Repeat the records verbatim and leave the pictures out of your copy.
◆ ◆ ◆
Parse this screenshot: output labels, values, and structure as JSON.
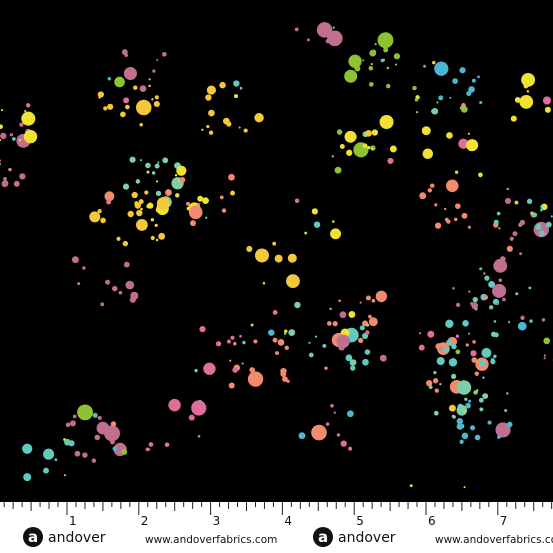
{
  "ruler": {
    "labels": [
      1,
      2,
      3,
      4,
      5,
      6,
      7
    ]
  },
  "brand": [
    {
      "logo": "a",
      "name": "andover",
      "url": "www.andoverfabrics.com"
    },
    {
      "logo": "a",
      "name": "andover",
      "url": "www.andoverfabrics.com"
    }
  ]
}
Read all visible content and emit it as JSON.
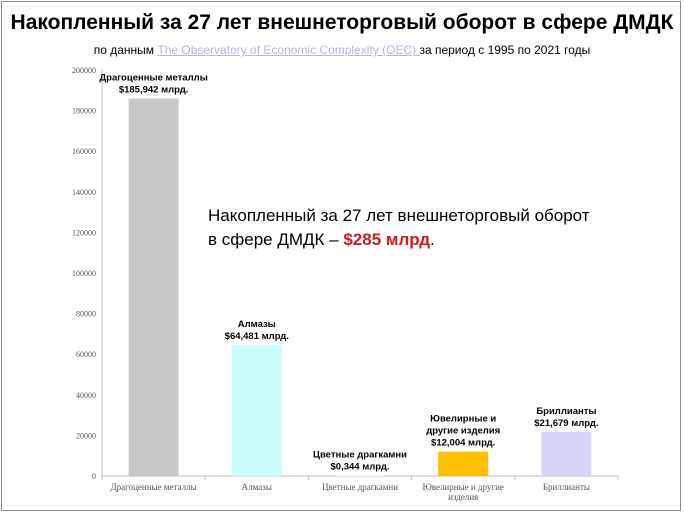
◆ ◆ ◆
Finished answer:
Parse this screenshot: output labels, values, and structure as JSON.
{
  "ruler": {
    "labels": [
      1,
      2,
      3,
      4,
      5,
      6,
      7
    ]
  },
  "brand": [
    {
      "logo": "a",
      "name": "andover",
      "url": "www.andoverfabrics.com"
    },
    {
      "logo": "a",
      "name": "andover",
      "url": "www.andoverfabrics.com"
    }
  ]
}
Read all visible content and emit it as JSON.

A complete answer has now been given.